◆ TASK DETAILS ◆
Reproduce the listing below exactly. Pictures do not belong in the copy.
[Start of RECORDS SHOWN]
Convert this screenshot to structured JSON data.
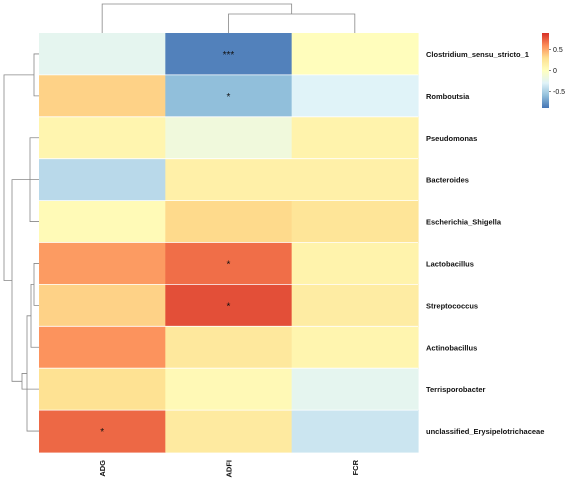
{
  "chart_data": {
    "type": "heatmap",
    "title": "",
    "rows": [
      "Clostridium_sensu_stricto_1",
      "Romboutsia",
      "Pseudomonas",
      "Bacteroides",
      "Escherichia_Shigella",
      "Lactobacillus",
      "Streptococcus",
      "Actinobacillus",
      "Terrisporobacter",
      "unclassified_Erysipelotrichaceae"
    ],
    "columns": [
      "ADG",
      "ADFI",
      "FCR"
    ],
    "values": [
      [
        -0.25,
        -0.85,
        0.02
      ],
      [
        0.35,
        -0.6,
        -0.3
      ],
      [
        0.1,
        -0.15,
        0.12
      ],
      [
        -0.45,
        0.15,
        0.15
      ],
      [
        0.05,
        0.32,
        0.25
      ],
      [
        0.55,
        0.7,
        0.12
      ],
      [
        0.35,
        0.8,
        0.18
      ],
      [
        0.58,
        0.22,
        0.1
      ],
      [
        0.28,
        0.06,
        -0.25
      ],
      [
        0.72,
        0.2,
        -0.38
      ]
    ],
    "significance": [
      [
        "",
        "***",
        ""
      ],
      [
        "",
        "*",
        ""
      ],
      [
        "",
        "",
        ""
      ],
      [
        "",
        "",
        ""
      ],
      [
        "",
        "",
        ""
      ],
      [
        "",
        "*",
        ""
      ],
      [
        "",
        "*",
        ""
      ],
      [
        "",
        "",
        ""
      ],
      [
        "",
        "",
        ""
      ],
      [
        "*",
        "",
        ""
      ]
    ],
    "colorbar": {
      "min": -0.9,
      "max": 0.9,
      "ticks": [
        0.5,
        0,
        -0.5
      ],
      "tick_labels": [
        "0.5",
        "0",
        "-0.5"
      ]
    },
    "colormap": [
      "#4575b4",
      "#91bfdb",
      "#e0f3f8",
      "#ffffbf",
      "#fee090",
      "#fc8d59",
      "#d73027"
    ]
  }
}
[End of RECORDS SHOWN]
◆ RESPONSE FOR THIS EXERCISE ◆
Convert this screenshot to structured JSON data.
{
  "chart_data": {
    "type": "heatmap",
    "title": "",
    "rows": [
      "Clostridium_sensu_stricto_1",
      "Romboutsia",
      "Pseudomonas",
      "Bacteroides",
      "Escherichia_Shigella",
      "Lactobacillus",
      "Streptococcus",
      "Actinobacillus",
      "Terrisporobacter",
      "unclassified_Erysipelotrichaceae"
    ],
    "columns": [
      "ADG",
      "ADFI",
      "FCR"
    ],
    "values": [
      [
        -0.25,
        -0.85,
        0.02
      ],
      [
        0.35,
        -0.6,
        -0.3
      ],
      [
        0.1,
        -0.15,
        0.12
      ],
      [
        -0.45,
        0.15,
        0.15
      ],
      [
        0.05,
        0.32,
        0.25
      ],
      [
        0.55,
        0.7,
        0.12
      ],
      [
        0.35,
        0.8,
        0.18
      ],
      [
        0.58,
        0.22,
        0.1
      ],
      [
        0.28,
        0.06,
        -0.25
      ],
      [
        0.72,
        0.2,
        -0.38
      ]
    ],
    "significance": [
      [
        "",
        "***",
        ""
      ],
      [
        "",
        "*",
        ""
      ],
      [
        "",
        "",
        ""
      ],
      [
        "",
        "",
        ""
      ],
      [
        "",
        "",
        ""
      ],
      [
        "",
        "*",
        ""
      ],
      [
        "",
        "*",
        ""
      ],
      [
        "",
        "",
        ""
      ],
      [
        "",
        "",
        ""
      ],
      [
        "*",
        "",
        ""
      ]
    ],
    "colorbar": {
      "min": -0.9,
      "max": 0.9,
      "ticks": [
        0.5,
        0,
        -0.5
      ],
      "tick_labels": [
        "0.5",
        "0",
        "-0.5"
      ]
    },
    "colormap": [
      "#4575b4",
      "#91bfdb",
      "#e0f3f8",
      "#ffffbf",
      "#fee090",
      "#fc8d59",
      "#d73027"
    ]
  }
}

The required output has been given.